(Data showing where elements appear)
=-=-=
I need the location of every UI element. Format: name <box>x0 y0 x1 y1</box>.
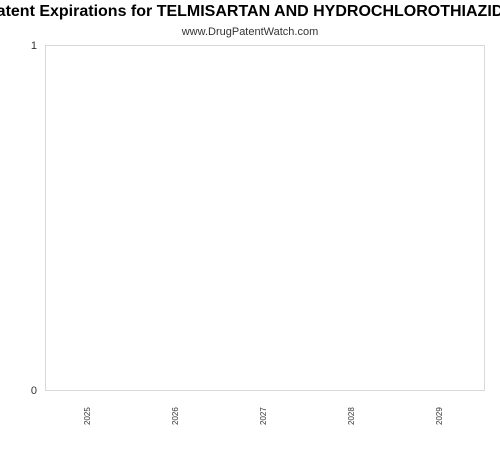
y-axis: 01 <box>31 40 37 397</box>
y-tick-label: 0 <box>31 385 37 397</box>
x-axis: 2025 2026 2027 2028 2029 <box>83 407 444 425</box>
x-tick-label: 2025 <box>83 407 92 425</box>
x-tick-label: 2029 <box>435 407 444 425</box>
x-tick-label: 2026 <box>171 407 180 425</box>
x-tick-label: 2027 <box>259 407 268 425</box>
y-tick-label: 1 <box>31 40 37 52</box>
x-tick-label: 2028 <box>347 407 356 425</box>
plot-area <box>46 46 485 391</box>
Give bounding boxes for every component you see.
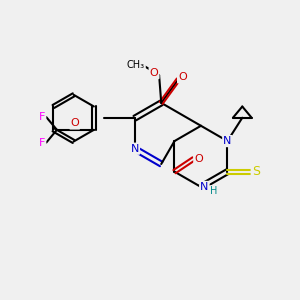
Text: S: S xyxy=(252,165,260,178)
Text: H: H xyxy=(210,186,218,196)
Text: O: O xyxy=(150,68,158,78)
Text: N: N xyxy=(200,182,208,192)
Text: CH₃: CH₃ xyxy=(127,60,145,70)
Text: F: F xyxy=(39,112,45,122)
Text: O: O xyxy=(70,118,79,128)
Text: O: O xyxy=(194,154,203,164)
Text: N: N xyxy=(223,136,232,146)
Text: F: F xyxy=(39,138,45,148)
Text: N: N xyxy=(130,144,139,154)
Text: O: O xyxy=(178,72,187,82)
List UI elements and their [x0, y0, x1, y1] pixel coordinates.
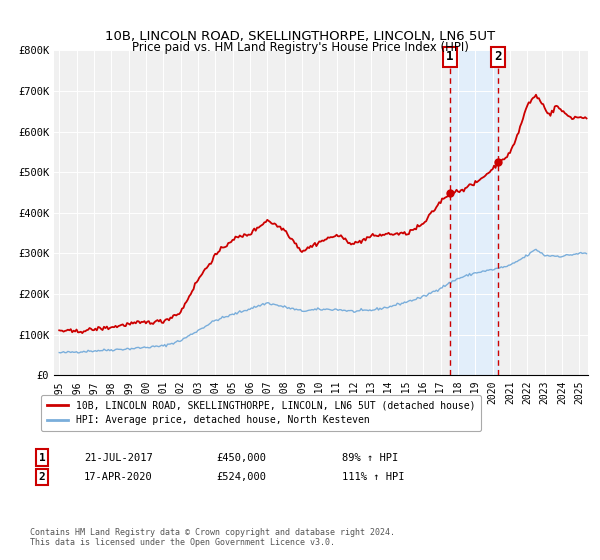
Text: £524,000: £524,000 — [216, 472, 266, 482]
Text: 1: 1 — [446, 50, 454, 63]
Text: 1: 1 — [38, 452, 46, 463]
Text: 21-JUL-2017: 21-JUL-2017 — [84, 452, 153, 463]
Text: 2: 2 — [494, 50, 502, 63]
Legend: 10B, LINCOLN ROAD, SKELLINGTHORPE, LINCOLN, LN6 5UT (detached house), HPI: Avera: 10B, LINCOLN ROAD, SKELLINGTHORPE, LINCO… — [41, 395, 481, 431]
Bar — [450, 50, 497, 375]
Text: 17-APR-2020: 17-APR-2020 — [84, 472, 153, 482]
Text: Contains HM Land Registry data © Crown copyright and database right 2024.
This d: Contains HM Land Registry data © Crown c… — [30, 528, 395, 547]
Text: Price paid vs. HM Land Registry's House Price Index (HPI): Price paid vs. HM Land Registry's House … — [131, 41, 469, 54]
Text: 111% ↑ HPI: 111% ↑ HPI — [342, 472, 404, 482]
Text: 10B, LINCOLN ROAD, SKELLINGTHORPE, LINCOLN, LN6 5UT: 10B, LINCOLN ROAD, SKELLINGTHORPE, LINCO… — [105, 30, 495, 43]
Text: 89% ↑ HPI: 89% ↑ HPI — [342, 452, 398, 463]
Text: 2: 2 — [38, 472, 46, 482]
Text: £450,000: £450,000 — [216, 452, 266, 463]
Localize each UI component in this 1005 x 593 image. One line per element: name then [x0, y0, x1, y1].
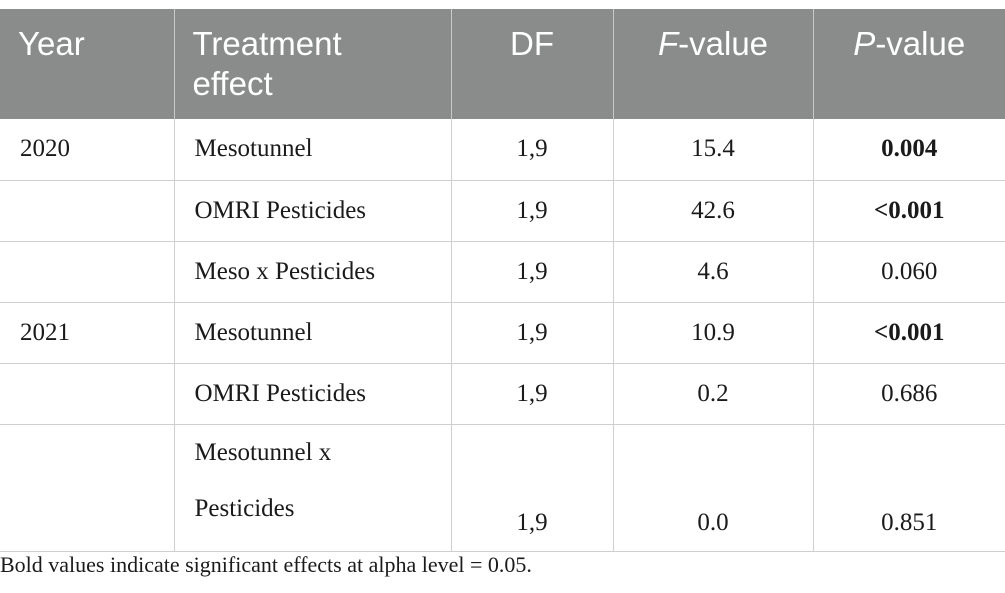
- cell-year: [0, 241, 175, 303]
- header-f-rest: -value: [678, 25, 769, 62]
- cell-f-value: 0.0: [613, 424, 814, 552]
- table-row: OMRI Pesticides 1,9 0.2 0.686: [0, 363, 1005, 425]
- cell-treatment-line1: Mesotunnel x: [194, 438, 332, 466]
- header-treatment-line1: Treatment: [192, 25, 342, 62]
- cell-p-value: 0.060: [813, 241, 1005, 303]
- cell-df: 1,9: [451, 363, 614, 425]
- cell-df: 1,9: [451, 180, 614, 242]
- table-row: 2020 Mesotunnel 1,9 15.4 0.004: [0, 119, 1005, 181]
- cell-p-value: 0.004: [813, 119, 1005, 181]
- table-row: Meso x Pesticides 1,9 4.6 0.060: [0, 241, 1005, 303]
- cell-treatment: OMRI Pesticides: [174, 363, 452, 425]
- header-f-value: F-value: [613, 9, 814, 119]
- header-p-italic: P: [853, 25, 876, 62]
- cell-p-value: 0.686: [813, 363, 1005, 425]
- cell-treatment: Mesotunnel x Pesticides: [174, 424, 452, 552]
- header-df: DF: [451, 9, 614, 119]
- table-row: 2021 Mesotunnel 1,9 10.9 <0.001: [0, 302, 1005, 364]
- cell-treatment: Mesotunnel: [174, 119, 452, 181]
- header-treatment-effect: Treatment effect: [174, 9, 452, 119]
- cell-year: 2020: [0, 119, 175, 181]
- cell-f-value: 42.6: [613, 180, 814, 242]
- header-f-italic: F: [657, 25, 679, 62]
- cell-treatment: Mesotunnel: [174, 302, 452, 364]
- cell-f-value: 4.6: [613, 241, 814, 303]
- header-p-value: P-value: [813, 9, 1005, 119]
- cell-year: 2021: [0, 302, 175, 364]
- cell-df: 1,9: [451, 424, 614, 552]
- results-table: Year Treatment effect DF F-value P-value…: [0, 9, 1005, 552]
- cell-treatment: OMRI Pesticides: [174, 180, 452, 242]
- cell-year: [0, 180, 175, 242]
- table-row: Mesotunnel x Pesticides 1,9 0.0 0.851: [0, 424, 1005, 552]
- header-year: Year: [0, 9, 175, 119]
- cell-treatment: Meso x Pesticides: [174, 241, 452, 303]
- header-row: Year Treatment effect DF F-value P-value: [0, 9, 1005, 119]
- cell-p-value: <0.001: [813, 180, 1005, 242]
- cell-f-value: 10.9: [613, 302, 814, 364]
- header-p-rest: -value: [875, 25, 966, 62]
- header-treatment-line2: effect: [192, 65, 273, 102]
- cell-df: 1,9: [451, 241, 614, 303]
- cell-f-value: 0.2: [613, 363, 814, 425]
- cell-f-value: 15.4: [613, 119, 814, 181]
- cell-year: [0, 424, 175, 552]
- cell-treatment-line2: Pesticides: [194, 494, 295, 522]
- cell-p-value: <0.001: [813, 302, 1005, 364]
- cell-year: [0, 363, 175, 425]
- table-row: OMRI Pesticides 1,9 42.6 <0.001: [0, 180, 1005, 242]
- cell-p-value: 0.851: [813, 424, 1005, 552]
- cell-df: 1,9: [451, 119, 614, 181]
- table-footnote: Bold values indicate significant effects…: [0, 552, 532, 577]
- cell-df: 1,9: [451, 302, 614, 364]
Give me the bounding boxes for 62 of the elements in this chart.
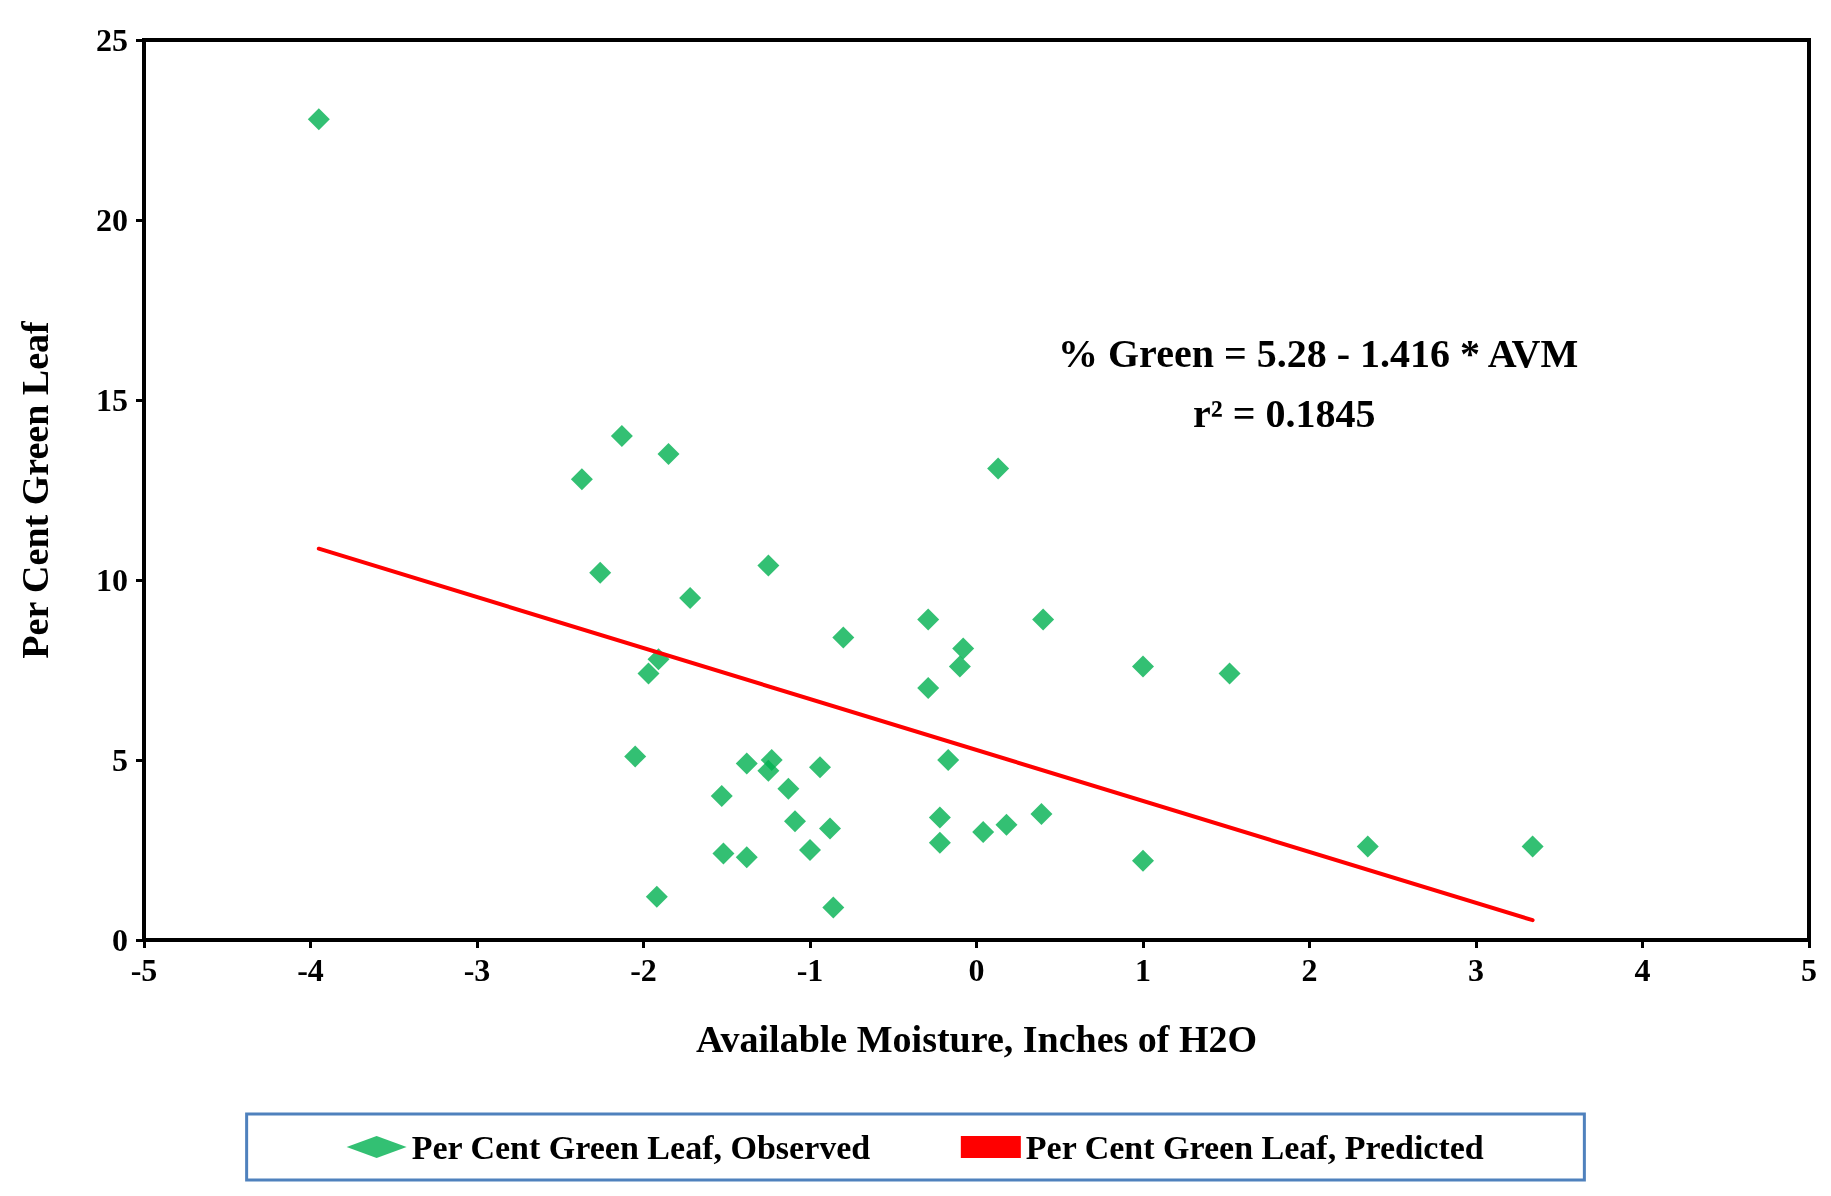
x-axis-title: Available Moisture, Inches of H2O [695,1018,1258,1060]
x-tick-label: 3 [1468,952,1484,988]
annotation: % Green = 5.28 - 1.416 * AVM [1058,330,1579,376]
y-tick-label: 15 [96,382,128,418]
y-tick-label: 5 [112,742,128,778]
point [712,842,735,865]
x-tick-label: -5 [130,952,158,988]
point [822,896,845,919]
point [972,821,995,843]
y-axis-title: Per Cent Green Leaf [14,319,56,659]
point [952,637,975,660]
point [917,677,940,699]
x-tick-label: 5 [1801,952,1817,988]
point [710,785,733,807]
point [832,626,855,649]
point [818,817,841,840]
x-tick-label: -2 [630,952,657,988]
y-tick-label: 20 [96,202,128,238]
annotation: r² = 0.1845 [1193,390,1376,436]
point [917,608,940,631]
point [808,756,831,779]
point [799,839,821,861]
point [657,443,680,465]
y-tick-label: 10 [96,562,128,598]
x-tick-label: 1 [1135,952,1151,988]
x-tick-label: 2 [1301,952,1318,988]
point [1521,835,1544,858]
legend-label: Per Cent Green Leaf, Observed [411,1128,871,1166]
point [1218,662,1241,685]
point [735,752,758,775]
x-tick-label: 0 [968,952,985,988]
point [679,587,702,609]
point [1132,655,1154,678]
point [1032,608,1055,631]
point [735,846,758,869]
point [928,806,951,829]
point [784,810,807,833]
point [937,749,960,771]
point [757,554,780,577]
point [1030,803,1053,825]
point [777,777,800,800]
legend-label: Per Cent Green Leaf, Predicted [1025,1128,1484,1166]
point [645,885,668,908]
x-tick-label: -1 [796,952,824,988]
point [570,468,593,491]
point [757,759,780,782]
point [928,831,951,854]
point [610,425,633,447]
x-tick-label: 4 [1634,952,1651,988]
x-tick-label: -4 [297,952,324,988]
y-tick-label: 25 [96,22,128,58]
point [987,457,1010,480]
y-tick-label: 0 [112,922,128,958]
point [589,561,612,584]
point [948,655,971,678]
point [995,813,1018,836]
point [1132,849,1154,872]
point [1356,835,1379,858]
point [624,745,647,768]
x-tick-label: -3 [463,952,491,988]
point [307,108,330,131]
point [637,662,660,685]
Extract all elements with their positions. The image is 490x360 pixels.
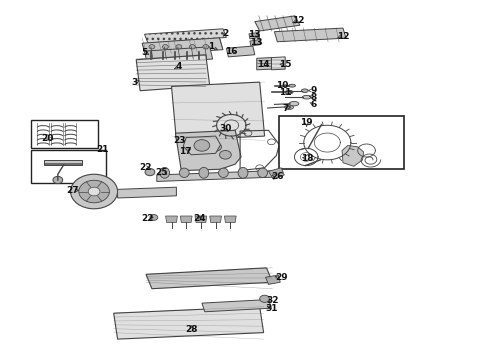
Circle shape: [220, 150, 231, 159]
Circle shape: [203, 45, 209, 49]
Polygon shape: [257, 58, 271, 70]
Polygon shape: [250, 40, 261, 46]
Text: 14: 14: [257, 60, 270, 69]
Text: 5: 5: [142, 48, 147, 57]
Circle shape: [260, 295, 270, 302]
Polygon shape: [114, 307, 264, 339]
Circle shape: [150, 215, 158, 220]
Polygon shape: [118, 187, 176, 198]
Text: 26: 26: [271, 172, 284, 181]
Text: 30: 30: [219, 125, 232, 134]
Text: 3: 3: [132, 78, 138, 87]
Text: 2: 2: [222, 29, 228, 38]
Text: 23: 23: [173, 136, 186, 145]
Bar: [279, 116, 404, 169]
Polygon shape: [157, 171, 274, 181]
Ellipse shape: [301, 89, 308, 93]
Ellipse shape: [287, 106, 291, 108]
Polygon shape: [266, 275, 280, 284]
Circle shape: [176, 45, 182, 49]
Text: 9: 9: [310, 86, 317, 95]
Ellipse shape: [160, 167, 170, 178]
Ellipse shape: [302, 95, 311, 99]
Polygon shape: [224, 216, 236, 222]
Polygon shape: [342, 145, 364, 166]
Polygon shape: [274, 28, 346, 42]
Text: 1: 1: [208, 42, 214, 51]
Ellipse shape: [285, 90, 293, 94]
Circle shape: [190, 144, 202, 153]
Ellipse shape: [179, 168, 189, 177]
Polygon shape: [142, 38, 223, 55]
Polygon shape: [249, 32, 260, 39]
Text: 19: 19: [300, 118, 313, 127]
Circle shape: [79, 180, 109, 203]
Text: 31: 31: [265, 304, 278, 312]
Polygon shape: [175, 130, 241, 171]
Text: 17: 17: [179, 147, 192, 156]
Ellipse shape: [238, 167, 248, 178]
Text: 10: 10: [276, 81, 289, 90]
Circle shape: [88, 187, 100, 196]
Bar: [31, 120, 98, 148]
Polygon shape: [166, 216, 177, 222]
Polygon shape: [183, 136, 220, 155]
Text: 28: 28: [185, 325, 197, 334]
Text: 21: 21: [97, 145, 109, 154]
Text: 12: 12: [292, 17, 304, 26]
Polygon shape: [202, 300, 271, 312]
Polygon shape: [146, 268, 272, 289]
Circle shape: [210, 143, 221, 151]
Polygon shape: [210, 216, 221, 222]
Ellipse shape: [199, 167, 209, 178]
Polygon shape: [255, 16, 300, 31]
Text: 11: 11: [279, 88, 292, 97]
Circle shape: [194, 140, 210, 151]
Polygon shape: [226, 46, 255, 57]
Ellipse shape: [219, 168, 228, 177]
Text: 6: 6: [311, 100, 317, 109]
Ellipse shape: [289, 84, 295, 87]
Text: 20: 20: [41, 134, 53, 143]
Text: 4: 4: [175, 62, 182, 71]
Ellipse shape: [285, 105, 294, 109]
Text: 29: 29: [275, 274, 288, 282]
Text: 8: 8: [311, 93, 317, 102]
Polygon shape: [269, 168, 284, 179]
Text: 12: 12: [337, 32, 349, 41]
Polygon shape: [172, 82, 265, 140]
Ellipse shape: [289, 102, 299, 106]
Polygon shape: [145, 29, 226, 43]
Polygon shape: [180, 216, 192, 222]
Polygon shape: [136, 55, 210, 91]
Text: 24: 24: [194, 215, 206, 223]
Ellipse shape: [258, 168, 268, 177]
Polygon shape: [145, 47, 213, 63]
Text: 7: 7: [282, 104, 289, 113]
Circle shape: [149, 45, 155, 49]
Circle shape: [189, 45, 195, 49]
Circle shape: [163, 45, 169, 49]
Text: 25: 25: [155, 168, 168, 177]
Text: 22: 22: [139, 163, 151, 172]
Polygon shape: [44, 160, 82, 165]
Polygon shape: [195, 216, 207, 222]
Circle shape: [53, 176, 63, 184]
Circle shape: [145, 168, 155, 176]
Text: 27: 27: [66, 186, 79, 195]
Text: 15: 15: [279, 60, 292, 69]
Circle shape: [71, 174, 118, 209]
Text: 13: 13: [247, 30, 260, 39]
Text: 13: 13: [250, 38, 263, 47]
Text: 18: 18: [301, 154, 314, 163]
Text: 16: 16: [225, 47, 238, 56]
Text: 32: 32: [266, 296, 279, 305]
Text: 22: 22: [142, 214, 154, 222]
Bar: [31, 150, 106, 183]
Polygon shape: [271, 57, 285, 70]
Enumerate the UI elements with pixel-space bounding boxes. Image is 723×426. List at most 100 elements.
=-=-=
- **EXERCISE GOAL**
Render everything in the data from the line containing "y-axis: 01 <box>31 40 37 397</box>" down to the line containing "y-tick-label: 1 <box>31 40 37 52</box>", both included, as a numbered list, omitting any blank lines.

- **PROBLEM SOLUTION**
1. y-axis: 01 <box>31 40 37 397</box>
2. y-tick-label: 0 <box>31 385 37 397</box>
3. x-axis: 2025 2026 2027 2028 2029 <box>83 407 444 425</box>
4. x-tick-label: 2025 <box>83 407 92 425</box>
5. x-tick-label: 2029 <box>435 407 444 425</box>
6. x-tick-label: 2026 <box>171 407 180 425</box>
7. x-tick-label: 2027 <box>259 407 268 425</box>
8. y-tick-label: 1 <box>31 40 37 52</box>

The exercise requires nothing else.